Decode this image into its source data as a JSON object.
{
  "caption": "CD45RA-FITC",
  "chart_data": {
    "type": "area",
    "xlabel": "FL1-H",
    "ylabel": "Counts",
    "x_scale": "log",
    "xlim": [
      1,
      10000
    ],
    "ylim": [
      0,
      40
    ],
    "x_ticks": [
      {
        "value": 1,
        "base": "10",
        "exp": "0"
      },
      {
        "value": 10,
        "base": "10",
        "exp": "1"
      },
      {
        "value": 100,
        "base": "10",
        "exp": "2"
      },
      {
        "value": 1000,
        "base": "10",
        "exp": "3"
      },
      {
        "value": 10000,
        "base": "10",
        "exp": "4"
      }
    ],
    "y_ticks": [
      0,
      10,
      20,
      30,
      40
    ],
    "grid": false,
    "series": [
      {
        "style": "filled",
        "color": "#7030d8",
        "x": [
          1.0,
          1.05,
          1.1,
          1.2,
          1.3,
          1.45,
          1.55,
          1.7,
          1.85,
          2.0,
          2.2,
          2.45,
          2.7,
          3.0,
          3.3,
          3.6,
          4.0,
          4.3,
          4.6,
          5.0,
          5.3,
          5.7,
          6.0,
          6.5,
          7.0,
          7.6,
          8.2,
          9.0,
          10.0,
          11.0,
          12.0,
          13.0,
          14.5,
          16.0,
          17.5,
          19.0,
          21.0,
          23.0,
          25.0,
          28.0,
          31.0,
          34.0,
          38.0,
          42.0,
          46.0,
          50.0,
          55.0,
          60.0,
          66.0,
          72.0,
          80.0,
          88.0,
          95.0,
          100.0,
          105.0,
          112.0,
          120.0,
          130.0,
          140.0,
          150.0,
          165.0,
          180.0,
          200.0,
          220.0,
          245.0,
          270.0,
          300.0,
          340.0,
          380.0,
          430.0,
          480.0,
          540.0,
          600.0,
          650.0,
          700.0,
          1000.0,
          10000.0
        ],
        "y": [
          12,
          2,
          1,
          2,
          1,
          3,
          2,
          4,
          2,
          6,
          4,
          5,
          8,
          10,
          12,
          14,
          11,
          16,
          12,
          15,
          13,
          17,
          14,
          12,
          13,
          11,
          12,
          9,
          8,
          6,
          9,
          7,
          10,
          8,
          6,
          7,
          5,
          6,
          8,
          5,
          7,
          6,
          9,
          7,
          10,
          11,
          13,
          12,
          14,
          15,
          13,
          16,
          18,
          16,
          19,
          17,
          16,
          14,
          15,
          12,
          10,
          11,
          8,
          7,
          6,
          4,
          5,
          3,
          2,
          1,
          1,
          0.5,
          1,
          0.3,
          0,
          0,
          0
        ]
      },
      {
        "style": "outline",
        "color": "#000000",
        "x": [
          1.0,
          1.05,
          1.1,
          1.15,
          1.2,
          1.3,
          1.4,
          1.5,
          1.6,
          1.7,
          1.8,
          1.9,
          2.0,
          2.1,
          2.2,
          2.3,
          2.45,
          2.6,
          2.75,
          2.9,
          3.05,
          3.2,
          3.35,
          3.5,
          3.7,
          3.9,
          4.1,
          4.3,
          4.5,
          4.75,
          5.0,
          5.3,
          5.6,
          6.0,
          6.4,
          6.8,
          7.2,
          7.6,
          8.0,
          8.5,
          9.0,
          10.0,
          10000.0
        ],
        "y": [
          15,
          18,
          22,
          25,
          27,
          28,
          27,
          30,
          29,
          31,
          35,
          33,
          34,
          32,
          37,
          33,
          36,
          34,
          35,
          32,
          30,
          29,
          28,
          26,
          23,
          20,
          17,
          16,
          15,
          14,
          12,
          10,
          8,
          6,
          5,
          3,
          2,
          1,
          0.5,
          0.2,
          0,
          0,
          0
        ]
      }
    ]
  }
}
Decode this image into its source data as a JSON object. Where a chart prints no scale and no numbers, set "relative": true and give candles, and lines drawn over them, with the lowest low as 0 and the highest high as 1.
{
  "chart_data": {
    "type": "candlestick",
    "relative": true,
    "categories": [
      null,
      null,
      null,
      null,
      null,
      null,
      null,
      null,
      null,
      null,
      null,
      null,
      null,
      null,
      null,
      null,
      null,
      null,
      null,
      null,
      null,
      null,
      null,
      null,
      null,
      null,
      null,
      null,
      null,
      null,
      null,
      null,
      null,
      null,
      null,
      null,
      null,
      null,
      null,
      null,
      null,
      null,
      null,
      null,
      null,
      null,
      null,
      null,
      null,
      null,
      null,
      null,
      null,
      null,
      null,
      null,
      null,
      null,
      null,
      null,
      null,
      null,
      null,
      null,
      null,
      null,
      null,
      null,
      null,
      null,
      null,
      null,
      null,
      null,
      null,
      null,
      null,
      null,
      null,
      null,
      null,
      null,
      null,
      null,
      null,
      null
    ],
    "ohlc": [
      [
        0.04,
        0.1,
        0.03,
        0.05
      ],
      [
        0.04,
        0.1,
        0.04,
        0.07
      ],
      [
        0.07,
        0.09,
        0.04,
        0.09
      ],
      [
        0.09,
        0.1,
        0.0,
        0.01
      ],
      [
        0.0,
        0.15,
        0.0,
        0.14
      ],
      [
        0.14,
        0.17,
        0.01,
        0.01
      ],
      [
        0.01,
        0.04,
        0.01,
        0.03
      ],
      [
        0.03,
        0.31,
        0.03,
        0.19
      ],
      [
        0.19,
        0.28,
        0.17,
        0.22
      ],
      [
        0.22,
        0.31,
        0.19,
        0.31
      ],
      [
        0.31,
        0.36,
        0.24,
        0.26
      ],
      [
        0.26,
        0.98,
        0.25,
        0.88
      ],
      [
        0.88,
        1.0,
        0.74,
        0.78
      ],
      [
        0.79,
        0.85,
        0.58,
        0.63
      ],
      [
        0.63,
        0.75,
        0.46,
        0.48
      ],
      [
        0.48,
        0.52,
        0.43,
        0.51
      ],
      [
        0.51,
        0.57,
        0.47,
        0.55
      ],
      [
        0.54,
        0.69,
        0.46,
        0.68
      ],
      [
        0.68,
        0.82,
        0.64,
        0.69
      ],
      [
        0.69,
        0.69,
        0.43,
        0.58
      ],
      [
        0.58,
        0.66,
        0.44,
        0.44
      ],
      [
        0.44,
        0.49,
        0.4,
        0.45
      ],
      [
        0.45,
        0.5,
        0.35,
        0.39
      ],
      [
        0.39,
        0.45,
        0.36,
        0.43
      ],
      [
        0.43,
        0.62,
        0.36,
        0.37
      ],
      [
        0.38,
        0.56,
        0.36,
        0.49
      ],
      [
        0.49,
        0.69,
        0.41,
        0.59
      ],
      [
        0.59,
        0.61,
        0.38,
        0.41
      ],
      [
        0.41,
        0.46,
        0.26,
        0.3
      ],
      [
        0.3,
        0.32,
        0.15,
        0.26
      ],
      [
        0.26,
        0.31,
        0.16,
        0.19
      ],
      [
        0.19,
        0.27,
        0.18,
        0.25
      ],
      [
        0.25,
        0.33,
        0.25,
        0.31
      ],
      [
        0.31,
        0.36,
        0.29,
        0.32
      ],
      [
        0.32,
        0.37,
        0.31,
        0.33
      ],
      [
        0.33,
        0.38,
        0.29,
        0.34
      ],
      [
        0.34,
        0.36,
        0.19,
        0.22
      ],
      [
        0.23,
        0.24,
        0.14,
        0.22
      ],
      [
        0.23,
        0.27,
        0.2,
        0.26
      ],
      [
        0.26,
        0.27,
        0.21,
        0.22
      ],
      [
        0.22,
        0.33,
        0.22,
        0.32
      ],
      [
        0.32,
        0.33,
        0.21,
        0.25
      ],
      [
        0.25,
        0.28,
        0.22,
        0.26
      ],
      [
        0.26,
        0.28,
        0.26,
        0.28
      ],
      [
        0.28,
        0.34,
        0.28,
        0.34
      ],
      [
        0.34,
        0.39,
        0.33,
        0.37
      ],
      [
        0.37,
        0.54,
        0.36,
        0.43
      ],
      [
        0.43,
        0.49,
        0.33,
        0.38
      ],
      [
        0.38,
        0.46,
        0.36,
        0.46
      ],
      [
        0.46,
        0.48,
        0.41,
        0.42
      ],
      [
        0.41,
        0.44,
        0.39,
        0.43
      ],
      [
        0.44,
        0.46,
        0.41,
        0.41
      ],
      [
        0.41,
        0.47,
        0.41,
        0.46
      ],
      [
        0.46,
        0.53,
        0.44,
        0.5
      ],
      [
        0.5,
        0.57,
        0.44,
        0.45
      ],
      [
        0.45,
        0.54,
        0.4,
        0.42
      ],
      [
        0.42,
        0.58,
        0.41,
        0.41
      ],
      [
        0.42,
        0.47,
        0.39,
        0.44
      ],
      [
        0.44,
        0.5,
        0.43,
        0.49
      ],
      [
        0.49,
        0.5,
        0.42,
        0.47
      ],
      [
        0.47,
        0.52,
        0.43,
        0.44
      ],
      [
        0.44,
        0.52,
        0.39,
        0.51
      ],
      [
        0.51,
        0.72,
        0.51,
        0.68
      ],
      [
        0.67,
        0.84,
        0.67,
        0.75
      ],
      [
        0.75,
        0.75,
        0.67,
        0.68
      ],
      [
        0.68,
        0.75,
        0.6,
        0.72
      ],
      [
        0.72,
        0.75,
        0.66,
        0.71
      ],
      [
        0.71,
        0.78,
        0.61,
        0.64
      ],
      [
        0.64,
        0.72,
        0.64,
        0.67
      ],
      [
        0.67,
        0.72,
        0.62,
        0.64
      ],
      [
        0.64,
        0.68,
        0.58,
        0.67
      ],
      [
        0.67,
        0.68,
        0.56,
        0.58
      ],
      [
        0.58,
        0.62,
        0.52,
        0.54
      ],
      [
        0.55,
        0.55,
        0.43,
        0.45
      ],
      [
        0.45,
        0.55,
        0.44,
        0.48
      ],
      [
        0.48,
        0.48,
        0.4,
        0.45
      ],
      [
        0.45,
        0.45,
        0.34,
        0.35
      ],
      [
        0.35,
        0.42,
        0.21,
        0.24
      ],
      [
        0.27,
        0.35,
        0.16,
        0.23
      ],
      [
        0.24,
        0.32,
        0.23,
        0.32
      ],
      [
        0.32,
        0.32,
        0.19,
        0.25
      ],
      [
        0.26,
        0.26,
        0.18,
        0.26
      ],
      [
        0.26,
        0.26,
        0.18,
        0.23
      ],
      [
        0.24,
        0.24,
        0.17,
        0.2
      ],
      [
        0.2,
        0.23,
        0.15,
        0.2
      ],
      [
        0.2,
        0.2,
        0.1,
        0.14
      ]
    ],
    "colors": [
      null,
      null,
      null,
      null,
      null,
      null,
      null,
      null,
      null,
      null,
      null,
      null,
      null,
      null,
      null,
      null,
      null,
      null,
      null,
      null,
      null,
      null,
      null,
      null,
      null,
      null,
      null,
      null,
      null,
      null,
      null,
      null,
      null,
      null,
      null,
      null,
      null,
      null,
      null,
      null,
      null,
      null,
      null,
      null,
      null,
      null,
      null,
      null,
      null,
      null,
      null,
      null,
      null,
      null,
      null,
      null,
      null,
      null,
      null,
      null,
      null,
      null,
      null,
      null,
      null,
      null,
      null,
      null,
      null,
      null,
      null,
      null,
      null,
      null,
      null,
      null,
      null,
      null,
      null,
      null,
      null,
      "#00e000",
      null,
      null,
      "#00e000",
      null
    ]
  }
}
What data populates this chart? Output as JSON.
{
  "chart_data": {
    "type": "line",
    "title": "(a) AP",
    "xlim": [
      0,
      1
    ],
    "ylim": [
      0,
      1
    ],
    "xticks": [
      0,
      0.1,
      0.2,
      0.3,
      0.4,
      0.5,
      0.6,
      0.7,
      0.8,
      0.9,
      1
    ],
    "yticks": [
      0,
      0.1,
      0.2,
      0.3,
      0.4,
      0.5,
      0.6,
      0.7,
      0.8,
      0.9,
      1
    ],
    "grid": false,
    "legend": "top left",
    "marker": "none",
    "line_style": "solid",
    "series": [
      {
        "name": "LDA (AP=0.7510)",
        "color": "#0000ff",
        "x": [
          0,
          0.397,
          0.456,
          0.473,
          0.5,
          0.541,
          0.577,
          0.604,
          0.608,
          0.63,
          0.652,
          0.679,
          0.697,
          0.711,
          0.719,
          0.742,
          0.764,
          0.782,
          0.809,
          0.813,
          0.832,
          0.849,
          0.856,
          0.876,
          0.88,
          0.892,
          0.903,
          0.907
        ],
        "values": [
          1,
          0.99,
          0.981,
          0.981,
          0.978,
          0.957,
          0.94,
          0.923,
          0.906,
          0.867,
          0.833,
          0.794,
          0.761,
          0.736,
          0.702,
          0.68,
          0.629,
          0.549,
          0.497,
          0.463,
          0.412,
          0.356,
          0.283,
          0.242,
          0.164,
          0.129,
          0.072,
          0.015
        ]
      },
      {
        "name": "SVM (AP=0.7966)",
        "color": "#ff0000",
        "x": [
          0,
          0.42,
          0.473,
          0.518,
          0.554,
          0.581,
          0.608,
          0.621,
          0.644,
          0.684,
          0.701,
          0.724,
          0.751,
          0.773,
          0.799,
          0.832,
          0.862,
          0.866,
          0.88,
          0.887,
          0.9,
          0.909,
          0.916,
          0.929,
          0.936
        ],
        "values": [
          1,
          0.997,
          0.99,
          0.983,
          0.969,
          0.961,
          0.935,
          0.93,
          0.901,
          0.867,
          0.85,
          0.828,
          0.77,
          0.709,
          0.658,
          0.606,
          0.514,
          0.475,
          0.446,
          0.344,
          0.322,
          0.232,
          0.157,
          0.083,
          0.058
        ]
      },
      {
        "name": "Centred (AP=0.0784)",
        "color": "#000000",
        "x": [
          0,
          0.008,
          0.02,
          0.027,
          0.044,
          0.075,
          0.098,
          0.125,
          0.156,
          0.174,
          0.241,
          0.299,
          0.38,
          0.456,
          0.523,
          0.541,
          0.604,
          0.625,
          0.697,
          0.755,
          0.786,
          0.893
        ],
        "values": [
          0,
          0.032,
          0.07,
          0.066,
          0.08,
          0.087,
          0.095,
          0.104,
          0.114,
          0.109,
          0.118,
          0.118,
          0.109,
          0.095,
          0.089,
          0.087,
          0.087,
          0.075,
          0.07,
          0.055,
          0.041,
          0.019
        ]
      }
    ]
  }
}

.....

» **WHAT THE TASK REQUIRES**: Go over the records above and tally the lines with the word "source" in them. Give the number alone.

» **ANSWER TO THIS EXERCISE**: 2